> [WHAT THIS TASK INVOLVES]
Take the material and output all of it exactly.

> [TASK MATERIAL]
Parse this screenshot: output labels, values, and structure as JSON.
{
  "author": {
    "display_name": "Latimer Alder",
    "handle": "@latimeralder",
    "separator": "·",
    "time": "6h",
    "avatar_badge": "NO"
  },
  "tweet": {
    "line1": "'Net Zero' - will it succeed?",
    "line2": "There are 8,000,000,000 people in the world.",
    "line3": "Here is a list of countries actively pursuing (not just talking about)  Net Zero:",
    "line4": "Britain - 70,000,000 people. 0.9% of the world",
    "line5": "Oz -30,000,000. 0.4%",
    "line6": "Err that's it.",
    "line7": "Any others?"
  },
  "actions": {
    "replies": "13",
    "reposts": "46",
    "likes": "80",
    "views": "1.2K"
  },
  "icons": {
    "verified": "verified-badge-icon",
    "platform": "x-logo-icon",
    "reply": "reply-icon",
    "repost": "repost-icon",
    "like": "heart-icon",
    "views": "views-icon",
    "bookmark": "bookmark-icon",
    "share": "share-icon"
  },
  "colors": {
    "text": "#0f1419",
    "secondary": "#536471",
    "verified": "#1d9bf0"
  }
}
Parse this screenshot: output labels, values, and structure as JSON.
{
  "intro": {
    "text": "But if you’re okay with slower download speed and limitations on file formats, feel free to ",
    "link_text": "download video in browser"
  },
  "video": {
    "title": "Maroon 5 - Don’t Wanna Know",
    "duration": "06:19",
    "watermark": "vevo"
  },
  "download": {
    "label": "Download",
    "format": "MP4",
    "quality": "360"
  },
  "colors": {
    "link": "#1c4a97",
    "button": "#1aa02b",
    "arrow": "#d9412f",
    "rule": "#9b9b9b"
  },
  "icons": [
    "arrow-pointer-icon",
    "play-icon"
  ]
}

> [ANSWER TO THE PROBLEM]
Parse this screenshot: output labels, values, and structure as JSON.
{
  "author": {
    "display_name": "Latimer Alder",
    "handle": "@latimeralder",
    "separator": "·",
    "time": "6h",
    "avatar_badge": "NO"
  },
  "tweet": {
    "line1": "'Net Zero' - will it succeed?",
    "line2": "There are 8,000,000,000 people in the world.",
    "line3": "Here is a list of countries actively pursuing (not just talking about)  Net Zero:",
    "line4": "Britain - 70,000,000 people. 0.9% of the world",
    "line5": "Oz -30,000,000. 0.4%",
    "line6": "Err that's it.",
    "line7": "Any others?"
  },
  "actions": {
    "replies": "13",
    "reposts": "46",
    "likes": "80",
    "views": "1.2K"
  },
  "icons": {
    "verified": "verified-badge-icon",
    "platform": "x-logo-icon",
    "reply": "reply-icon",
    "repost": "repost-icon",
    "like": "heart-icon",
    "views": "views-icon",
    "bookmark": "bookmark-icon",
    "share": "share-icon"
  },
  "colors": {
    "text": "#0f1419",
    "secondary": "#536471",
    "verified": "#1d9bf0"
  }
}
Parse this screenshot: output labels, values, and structure as JSON.
{
  "intro": {
    "text": "But if you’re okay with slower download speed and limitations on file formats, feel free to ",
    "link_text": "download video in browser"
  },
  "video": {
    "title": "Maroon 5 - Don’t Wanna Know",
    "duration": "06:19",
    "watermark": "vevo"
  },
  "download": {
    "label": "Download",
    "format": "MP4",
    "quality": "360"
  },
  "colors": {
    "link": "#1c4a97",
    "button": "#1aa02b",
    "arrow": "#d9412f",
    "rule": "#9b9b9b"
  },
  "icons": [
    "arrow-pointer-icon",
    "play-icon"
  ]
}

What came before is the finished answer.